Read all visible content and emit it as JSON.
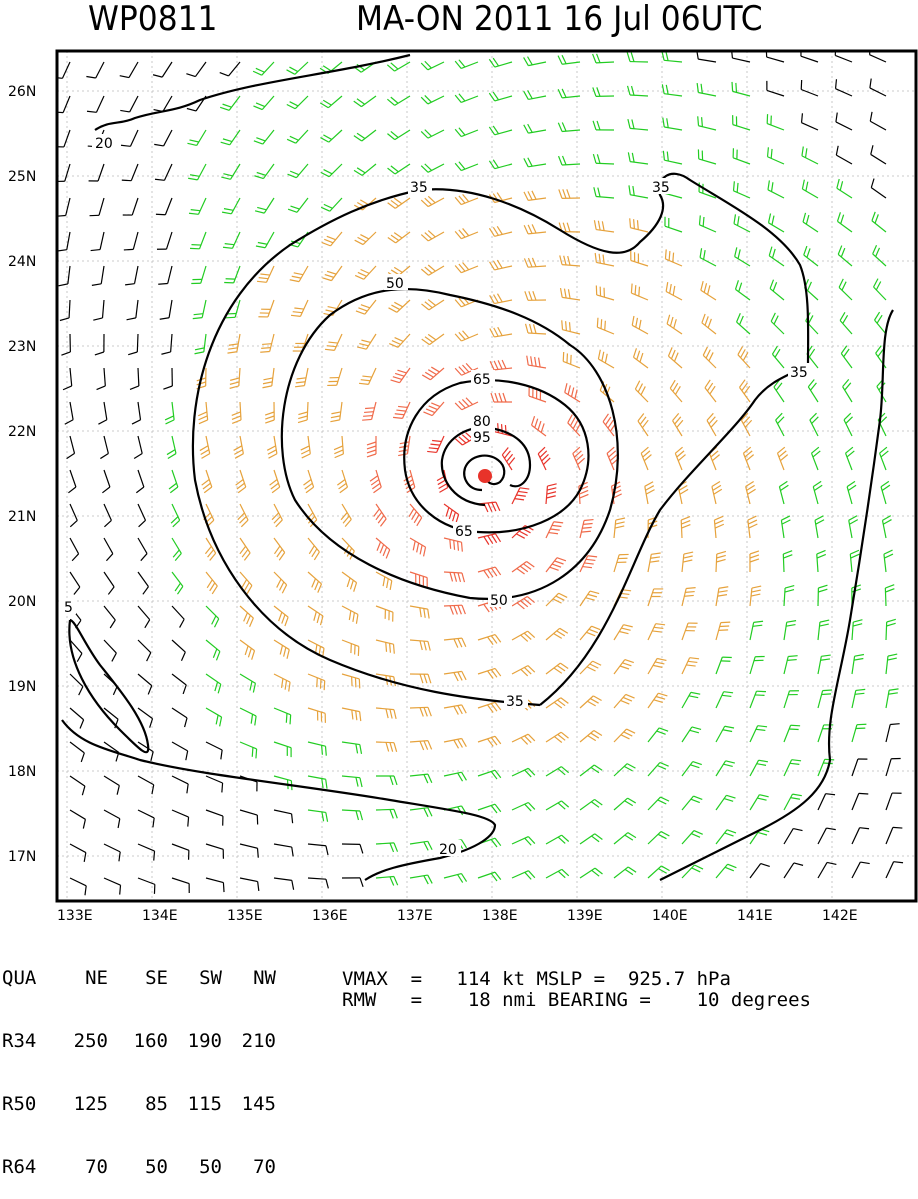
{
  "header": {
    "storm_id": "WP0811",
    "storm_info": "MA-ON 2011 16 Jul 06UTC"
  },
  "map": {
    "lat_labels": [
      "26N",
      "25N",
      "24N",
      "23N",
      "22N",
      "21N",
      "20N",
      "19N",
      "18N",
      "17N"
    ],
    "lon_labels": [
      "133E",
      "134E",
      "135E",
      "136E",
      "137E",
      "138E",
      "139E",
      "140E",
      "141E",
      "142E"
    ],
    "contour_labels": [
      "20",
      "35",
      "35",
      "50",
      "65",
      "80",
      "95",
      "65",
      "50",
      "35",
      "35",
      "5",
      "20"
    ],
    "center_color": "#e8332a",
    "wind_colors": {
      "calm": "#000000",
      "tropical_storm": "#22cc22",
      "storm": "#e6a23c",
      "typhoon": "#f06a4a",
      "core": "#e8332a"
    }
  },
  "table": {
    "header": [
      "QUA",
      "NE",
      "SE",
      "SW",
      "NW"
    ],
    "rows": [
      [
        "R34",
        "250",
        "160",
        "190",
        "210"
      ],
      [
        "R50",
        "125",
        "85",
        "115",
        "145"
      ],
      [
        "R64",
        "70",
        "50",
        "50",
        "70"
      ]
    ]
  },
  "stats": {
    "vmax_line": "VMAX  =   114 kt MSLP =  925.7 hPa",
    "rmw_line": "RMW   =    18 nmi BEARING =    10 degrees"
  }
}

####################

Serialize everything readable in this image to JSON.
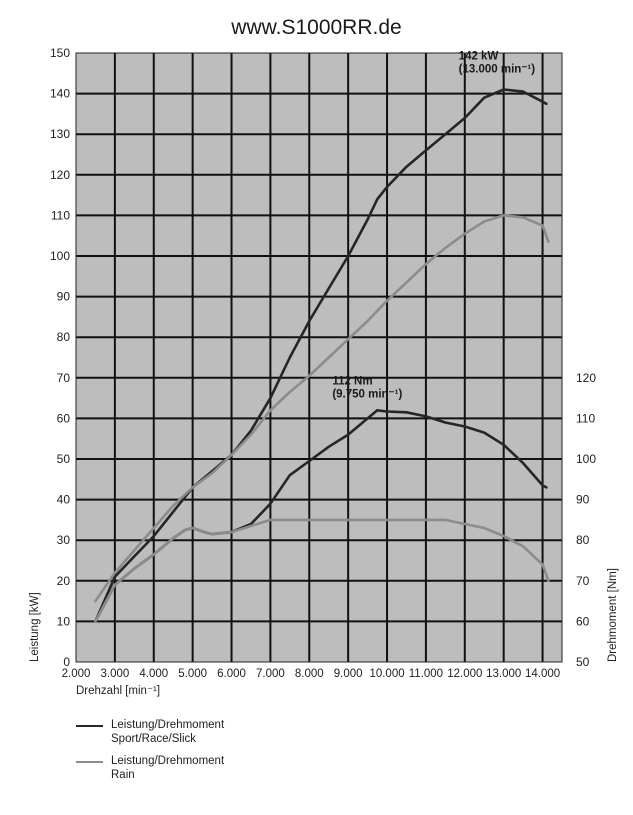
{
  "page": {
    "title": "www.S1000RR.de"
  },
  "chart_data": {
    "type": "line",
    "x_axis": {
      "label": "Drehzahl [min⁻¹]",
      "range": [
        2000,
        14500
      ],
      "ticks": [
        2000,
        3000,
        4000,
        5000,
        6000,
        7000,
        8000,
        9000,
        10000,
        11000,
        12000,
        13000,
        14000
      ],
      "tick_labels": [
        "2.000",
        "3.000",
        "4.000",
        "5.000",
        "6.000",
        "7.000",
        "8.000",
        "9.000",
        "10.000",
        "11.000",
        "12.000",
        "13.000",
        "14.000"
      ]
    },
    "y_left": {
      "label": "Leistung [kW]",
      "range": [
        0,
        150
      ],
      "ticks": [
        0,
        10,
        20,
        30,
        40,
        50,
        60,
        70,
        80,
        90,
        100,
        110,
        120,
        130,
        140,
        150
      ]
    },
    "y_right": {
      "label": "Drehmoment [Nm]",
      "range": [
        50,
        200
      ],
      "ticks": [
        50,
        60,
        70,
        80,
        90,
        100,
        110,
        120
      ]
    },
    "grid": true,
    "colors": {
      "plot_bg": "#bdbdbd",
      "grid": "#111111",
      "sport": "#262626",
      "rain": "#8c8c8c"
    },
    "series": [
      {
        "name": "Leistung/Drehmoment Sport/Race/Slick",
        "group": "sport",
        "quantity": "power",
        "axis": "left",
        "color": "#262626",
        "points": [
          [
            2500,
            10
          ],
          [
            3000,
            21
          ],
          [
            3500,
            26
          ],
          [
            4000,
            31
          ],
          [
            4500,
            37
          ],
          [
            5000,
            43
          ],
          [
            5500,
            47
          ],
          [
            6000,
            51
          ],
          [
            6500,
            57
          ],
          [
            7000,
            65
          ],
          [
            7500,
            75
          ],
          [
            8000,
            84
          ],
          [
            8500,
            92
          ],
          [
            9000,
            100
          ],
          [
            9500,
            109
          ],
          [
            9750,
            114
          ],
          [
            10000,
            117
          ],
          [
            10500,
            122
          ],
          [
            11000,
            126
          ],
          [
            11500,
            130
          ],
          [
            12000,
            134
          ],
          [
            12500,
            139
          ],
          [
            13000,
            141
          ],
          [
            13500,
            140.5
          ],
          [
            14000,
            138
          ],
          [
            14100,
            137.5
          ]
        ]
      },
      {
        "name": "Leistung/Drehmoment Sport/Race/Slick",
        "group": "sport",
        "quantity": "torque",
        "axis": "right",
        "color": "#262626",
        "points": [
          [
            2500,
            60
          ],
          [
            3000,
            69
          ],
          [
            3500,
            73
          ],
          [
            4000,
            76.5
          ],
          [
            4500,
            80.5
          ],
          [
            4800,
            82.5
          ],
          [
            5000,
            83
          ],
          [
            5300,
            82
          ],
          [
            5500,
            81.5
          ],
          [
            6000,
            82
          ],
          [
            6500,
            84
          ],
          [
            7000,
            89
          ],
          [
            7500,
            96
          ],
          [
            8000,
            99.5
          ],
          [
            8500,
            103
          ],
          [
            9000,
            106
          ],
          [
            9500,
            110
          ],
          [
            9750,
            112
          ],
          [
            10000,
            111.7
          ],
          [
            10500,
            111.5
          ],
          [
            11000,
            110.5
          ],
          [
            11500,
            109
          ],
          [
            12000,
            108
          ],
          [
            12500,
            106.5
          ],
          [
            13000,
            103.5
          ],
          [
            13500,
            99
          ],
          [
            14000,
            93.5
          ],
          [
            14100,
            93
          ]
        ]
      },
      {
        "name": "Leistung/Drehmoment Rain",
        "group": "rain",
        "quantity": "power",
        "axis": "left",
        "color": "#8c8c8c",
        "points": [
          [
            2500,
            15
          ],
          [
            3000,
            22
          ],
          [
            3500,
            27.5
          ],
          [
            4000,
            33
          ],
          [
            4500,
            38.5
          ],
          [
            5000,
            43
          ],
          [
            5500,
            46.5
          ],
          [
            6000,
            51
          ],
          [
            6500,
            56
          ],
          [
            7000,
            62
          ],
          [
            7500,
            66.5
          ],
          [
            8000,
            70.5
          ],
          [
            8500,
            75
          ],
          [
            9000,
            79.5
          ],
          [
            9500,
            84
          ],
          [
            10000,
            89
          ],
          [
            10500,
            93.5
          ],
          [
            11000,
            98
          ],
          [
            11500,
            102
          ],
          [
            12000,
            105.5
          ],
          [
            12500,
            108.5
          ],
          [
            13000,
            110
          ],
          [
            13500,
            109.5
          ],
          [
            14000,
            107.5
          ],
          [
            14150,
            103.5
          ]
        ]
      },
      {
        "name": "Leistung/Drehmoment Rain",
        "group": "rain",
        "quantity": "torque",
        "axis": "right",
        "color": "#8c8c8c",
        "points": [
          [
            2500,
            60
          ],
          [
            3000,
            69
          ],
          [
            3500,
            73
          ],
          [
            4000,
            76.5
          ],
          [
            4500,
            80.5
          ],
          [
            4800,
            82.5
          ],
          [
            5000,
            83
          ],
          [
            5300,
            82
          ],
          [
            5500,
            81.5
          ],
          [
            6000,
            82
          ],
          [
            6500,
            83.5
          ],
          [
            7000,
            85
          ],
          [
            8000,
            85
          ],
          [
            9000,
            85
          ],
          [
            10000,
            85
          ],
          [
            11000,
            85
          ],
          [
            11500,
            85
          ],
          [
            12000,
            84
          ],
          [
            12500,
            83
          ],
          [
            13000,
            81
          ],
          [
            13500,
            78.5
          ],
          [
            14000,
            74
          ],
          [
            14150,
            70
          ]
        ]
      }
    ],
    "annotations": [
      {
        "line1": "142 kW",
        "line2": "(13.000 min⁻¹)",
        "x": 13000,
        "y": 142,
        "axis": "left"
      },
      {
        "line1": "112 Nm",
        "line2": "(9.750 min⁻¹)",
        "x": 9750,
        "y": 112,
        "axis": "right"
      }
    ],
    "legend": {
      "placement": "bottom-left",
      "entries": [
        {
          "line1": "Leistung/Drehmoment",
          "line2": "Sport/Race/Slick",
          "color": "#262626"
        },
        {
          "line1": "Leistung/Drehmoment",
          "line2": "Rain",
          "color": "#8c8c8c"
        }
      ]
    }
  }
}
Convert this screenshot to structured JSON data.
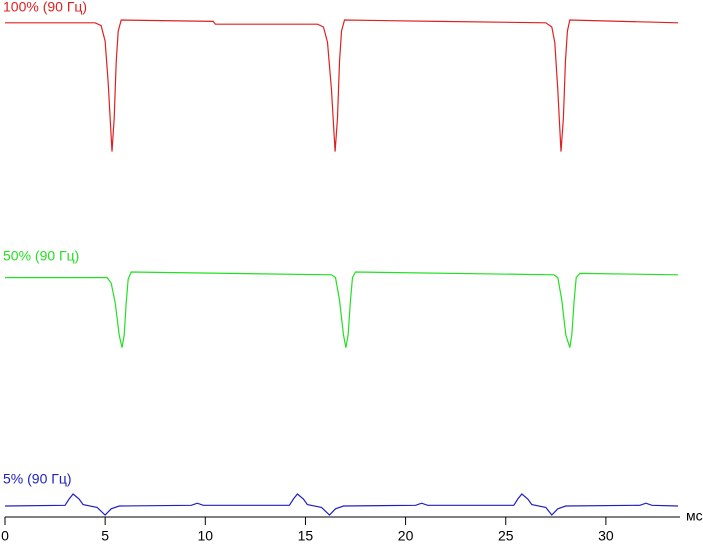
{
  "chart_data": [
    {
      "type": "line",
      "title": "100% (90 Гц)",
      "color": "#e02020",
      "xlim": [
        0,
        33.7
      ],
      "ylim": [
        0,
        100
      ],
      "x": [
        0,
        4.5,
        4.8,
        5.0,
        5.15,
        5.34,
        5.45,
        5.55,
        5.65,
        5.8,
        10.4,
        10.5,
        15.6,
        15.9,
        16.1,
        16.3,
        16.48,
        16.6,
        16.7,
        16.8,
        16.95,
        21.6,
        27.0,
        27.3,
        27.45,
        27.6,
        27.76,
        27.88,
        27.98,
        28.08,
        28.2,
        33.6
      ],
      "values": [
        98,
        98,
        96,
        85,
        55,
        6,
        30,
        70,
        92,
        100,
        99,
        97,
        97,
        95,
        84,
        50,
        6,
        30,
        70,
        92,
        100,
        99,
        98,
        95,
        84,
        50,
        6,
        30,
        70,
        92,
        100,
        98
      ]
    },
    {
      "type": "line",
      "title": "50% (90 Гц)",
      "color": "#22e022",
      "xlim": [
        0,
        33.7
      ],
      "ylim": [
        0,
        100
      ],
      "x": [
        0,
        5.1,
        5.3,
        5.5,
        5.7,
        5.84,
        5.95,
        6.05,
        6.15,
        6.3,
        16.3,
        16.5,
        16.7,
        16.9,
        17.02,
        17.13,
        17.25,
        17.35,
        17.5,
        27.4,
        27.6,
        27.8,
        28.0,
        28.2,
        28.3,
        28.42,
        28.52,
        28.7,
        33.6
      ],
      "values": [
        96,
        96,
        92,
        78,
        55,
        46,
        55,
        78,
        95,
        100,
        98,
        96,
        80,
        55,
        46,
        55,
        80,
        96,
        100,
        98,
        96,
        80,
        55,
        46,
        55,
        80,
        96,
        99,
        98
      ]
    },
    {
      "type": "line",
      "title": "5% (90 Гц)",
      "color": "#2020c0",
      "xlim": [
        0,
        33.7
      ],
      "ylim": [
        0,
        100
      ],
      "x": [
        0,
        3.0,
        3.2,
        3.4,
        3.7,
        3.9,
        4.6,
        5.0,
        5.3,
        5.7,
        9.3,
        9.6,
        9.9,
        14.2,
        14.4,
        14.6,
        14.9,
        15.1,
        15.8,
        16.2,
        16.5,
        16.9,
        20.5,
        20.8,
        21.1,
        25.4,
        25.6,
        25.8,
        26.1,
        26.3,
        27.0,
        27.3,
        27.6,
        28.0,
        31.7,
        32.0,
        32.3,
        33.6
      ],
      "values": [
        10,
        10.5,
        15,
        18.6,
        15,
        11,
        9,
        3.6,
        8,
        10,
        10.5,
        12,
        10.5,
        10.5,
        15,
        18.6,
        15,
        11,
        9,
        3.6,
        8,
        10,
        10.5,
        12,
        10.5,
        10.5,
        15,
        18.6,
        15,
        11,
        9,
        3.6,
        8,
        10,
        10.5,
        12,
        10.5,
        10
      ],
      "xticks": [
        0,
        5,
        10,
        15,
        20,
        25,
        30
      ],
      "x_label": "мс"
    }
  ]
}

####################

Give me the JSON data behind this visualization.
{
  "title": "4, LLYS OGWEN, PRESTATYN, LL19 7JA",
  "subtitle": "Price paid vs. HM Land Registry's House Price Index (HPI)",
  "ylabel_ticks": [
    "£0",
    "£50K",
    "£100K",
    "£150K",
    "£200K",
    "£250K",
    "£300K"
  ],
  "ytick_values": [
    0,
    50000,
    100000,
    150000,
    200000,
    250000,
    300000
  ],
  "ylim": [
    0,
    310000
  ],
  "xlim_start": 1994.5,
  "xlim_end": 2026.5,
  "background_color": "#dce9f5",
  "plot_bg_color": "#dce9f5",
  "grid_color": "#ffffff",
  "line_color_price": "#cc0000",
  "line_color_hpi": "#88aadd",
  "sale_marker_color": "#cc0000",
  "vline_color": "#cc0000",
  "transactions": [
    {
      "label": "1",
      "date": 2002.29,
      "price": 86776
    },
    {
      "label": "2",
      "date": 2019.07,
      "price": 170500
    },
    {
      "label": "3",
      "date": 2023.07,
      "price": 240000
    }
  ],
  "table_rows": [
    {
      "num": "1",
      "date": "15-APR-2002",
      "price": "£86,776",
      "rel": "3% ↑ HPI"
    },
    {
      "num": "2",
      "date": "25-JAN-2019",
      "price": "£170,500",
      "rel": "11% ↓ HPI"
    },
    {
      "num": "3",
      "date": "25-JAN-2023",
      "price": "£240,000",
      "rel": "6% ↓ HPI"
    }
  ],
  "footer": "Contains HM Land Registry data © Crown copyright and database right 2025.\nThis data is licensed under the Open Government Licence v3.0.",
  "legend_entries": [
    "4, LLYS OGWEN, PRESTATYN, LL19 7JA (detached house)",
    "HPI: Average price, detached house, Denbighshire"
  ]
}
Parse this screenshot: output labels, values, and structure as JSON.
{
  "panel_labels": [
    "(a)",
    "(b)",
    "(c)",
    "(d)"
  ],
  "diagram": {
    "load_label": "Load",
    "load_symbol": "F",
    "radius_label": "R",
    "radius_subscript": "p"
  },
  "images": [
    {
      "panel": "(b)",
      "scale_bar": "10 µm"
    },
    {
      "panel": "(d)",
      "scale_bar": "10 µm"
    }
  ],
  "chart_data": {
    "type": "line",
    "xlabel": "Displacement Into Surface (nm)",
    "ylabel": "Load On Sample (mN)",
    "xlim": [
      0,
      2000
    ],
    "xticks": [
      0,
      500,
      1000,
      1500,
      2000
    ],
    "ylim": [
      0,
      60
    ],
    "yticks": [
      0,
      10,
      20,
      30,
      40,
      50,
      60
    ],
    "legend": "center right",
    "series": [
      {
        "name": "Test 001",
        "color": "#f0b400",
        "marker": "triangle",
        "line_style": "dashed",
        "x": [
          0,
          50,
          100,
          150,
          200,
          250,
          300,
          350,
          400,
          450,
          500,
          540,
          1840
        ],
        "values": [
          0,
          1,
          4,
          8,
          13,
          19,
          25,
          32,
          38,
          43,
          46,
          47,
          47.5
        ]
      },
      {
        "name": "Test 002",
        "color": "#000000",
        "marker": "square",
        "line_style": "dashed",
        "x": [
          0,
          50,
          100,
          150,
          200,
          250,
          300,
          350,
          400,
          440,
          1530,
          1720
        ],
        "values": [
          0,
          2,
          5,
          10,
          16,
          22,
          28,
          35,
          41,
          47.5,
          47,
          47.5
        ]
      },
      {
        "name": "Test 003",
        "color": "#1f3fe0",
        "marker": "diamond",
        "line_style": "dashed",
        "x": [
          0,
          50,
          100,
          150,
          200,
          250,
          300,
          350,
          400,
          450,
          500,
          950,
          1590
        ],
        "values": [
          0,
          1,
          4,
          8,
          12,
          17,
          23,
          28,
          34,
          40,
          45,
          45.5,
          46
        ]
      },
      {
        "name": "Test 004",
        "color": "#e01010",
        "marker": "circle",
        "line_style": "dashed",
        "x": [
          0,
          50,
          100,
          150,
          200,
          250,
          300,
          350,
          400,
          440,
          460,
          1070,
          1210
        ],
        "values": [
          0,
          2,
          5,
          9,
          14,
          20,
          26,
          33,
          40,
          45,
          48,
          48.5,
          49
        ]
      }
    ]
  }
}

####################

» OBJECTIVE
Where a line contains "PRESTATYN", copy that line.

» RESULT FOR THIS EXERCISE
  "title": "4, LLYS OGWEN, PRESTATYN, LL19 7JA",
    "4, LLYS OGWEN, PRESTATYN, LL19 7JA (detached house)",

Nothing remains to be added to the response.